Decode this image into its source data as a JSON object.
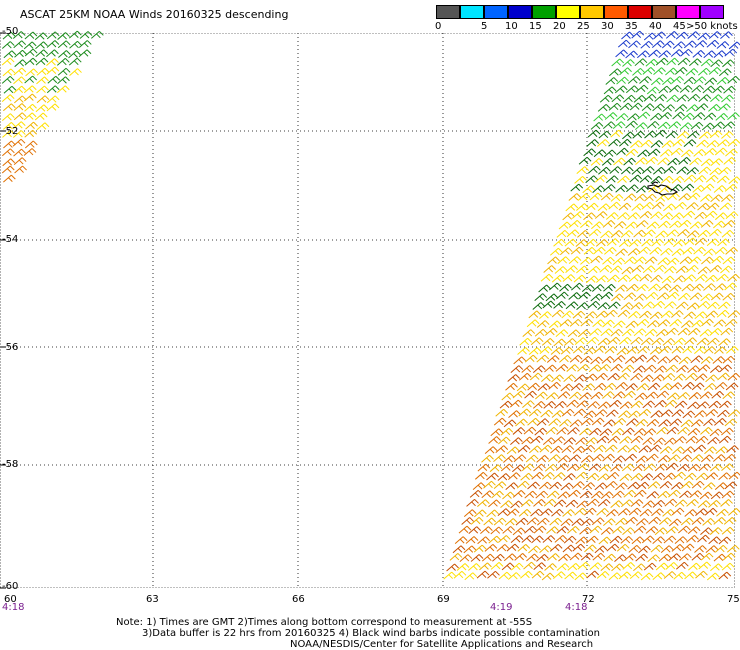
{
  "title": "ASCAT 25KM NOAA Winds 20160325 descending",
  "speed_scale": {
    "labels": [
      "0",
      "5",
      "10",
      "15",
      "20",
      "25",
      "30",
      "35",
      "40",
      "45",
      ">50 knots"
    ],
    "colors": [
      "#555555",
      "#00e5ff",
      "#0064ff",
      "#0000cc",
      "#00a000",
      "#ffff00",
      "#ffc800",
      "#ff5a00",
      "#dc0000",
      "#a05028",
      "#ff00ff",
      "#a000ff"
    ]
  },
  "axes": {
    "lat_labels": [
      "-50",
      "-52",
      "-54",
      "-56",
      "-58",
      "-60"
    ],
    "lon_labels": [
      "60",
      "63",
      "66",
      "69",
      "72",
      "75"
    ]
  },
  "times": [
    "4:18",
    "4:19",
    "4:18"
  ],
  "notes": [
    "Note: 1) Times are GMT 2)Times along bottom correspond to measurement at -55S",
    "3)Data buffer is 22 hrs from 20160325 4) Black wind barbs indicate possible contamination",
    "NOAA/NESDIS/Center for Satellite Applications and Research"
  ],
  "colors": {
    "grid": "#000000",
    "barb_green": "#1a8a1a",
    "barb_darkgreen": "#0a6a0a",
    "barb_lightgreen": "#33cc33",
    "barb_blue": "#1a3acc",
    "barb_yellow": "#ffe000",
    "barb_gold": "#f0b400",
    "barb_orange": "#e07000",
    "barb_darkorange": "#c85000",
    "coast": "#000000"
  }
}
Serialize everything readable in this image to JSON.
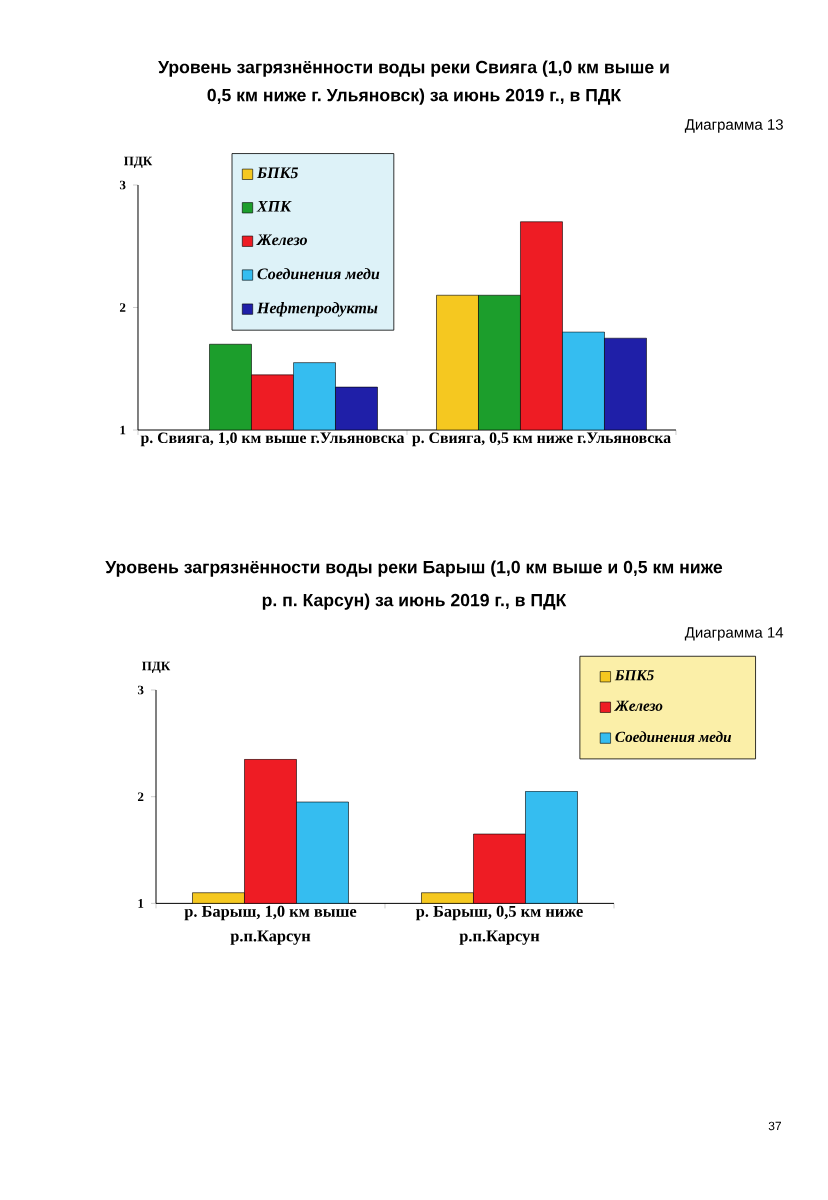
{
  "chart_data": [
    {
      "type": "bar",
      "title": "Уровень загрязнённости воды реки Свияга (1,0 км выше и 0,5 км ниже г. Ульяновск) за июнь 2019 г., в ПДК",
      "annotations": [
        "Диаграмма 13"
      ],
      "ylabel": "ПДК",
      "categories": [
        "р. Свияга, 1,0 км выше г.Ульяновска",
        "р. Свияга, 0,5 км ниже г.Ульяновска"
      ],
      "series": [
        {
          "name": "БПК5",
          "color": "#f5c820",
          "values": [
            null,
            2.1
          ]
        },
        {
          "name": "ХПК",
          "color": "#1c9e2c",
          "values": [
            1.7,
            2.1
          ]
        },
        {
          "name": "Железо",
          "color": "#ee1c24",
          "values": [
            1.45,
            2.7
          ]
        },
        {
          "name": "Соединения меди",
          "color": "#35bdf0",
          "values": [
            1.55,
            1.8
          ]
        },
        {
          "name": "Нефтепродукты",
          "color": "#1f1fa8",
          "values": [
            1.35,
            1.75
          ]
        }
      ],
      "ylim": [
        1,
        3
      ],
      "yticks": [
        1,
        2,
        3
      ],
      "legend": "top left"
    },
    {
      "type": "bar",
      "title": "Уровень загрязнённости воды реки Барыш (1,0 км выше и 0,5 км ниже р. п. Карсун) за июнь 2019 г., в ПДК",
      "annotations": [
        "Диаграмма 14",
        "37"
      ],
      "ylabel": "ПДК",
      "categories": [
        "р. Барыш, 1,0 км выше р.п.Карсун",
        "р. Барыш, 0,5 км ниже р.п.Карсун"
      ],
      "series": [
        {
          "name": "БПК5",
          "color": "#f5c820",
          "values": [
            1.1,
            1.1
          ]
        },
        {
          "name": "Железо",
          "color": "#ee1c24",
          "values": [
            2.35,
            1.65
          ]
        },
        {
          "name": "Соединения меди",
          "color": "#35bdf0",
          "values": [
            1.95,
            2.05
          ]
        }
      ],
      "ylim": [
        1,
        3
      ],
      "yticks": [
        1,
        2,
        3
      ],
      "legend": "top right"
    }
  ]
}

## What is required
Using the data above, copy each line that contains "загрязнённости".

## Exercise output
      "title": "Уровень загрязнённости воды реки Свияга (1,0 км выше и 0,5 км ниже г. Ульяновск) за июнь 2019 г., в ПДК",
      "title": "Уровень загрязнённости воды реки Барыш (1,0 км выше и 0,5 км ниже р. п. Карсун) за июнь 2019 г., в ПДК",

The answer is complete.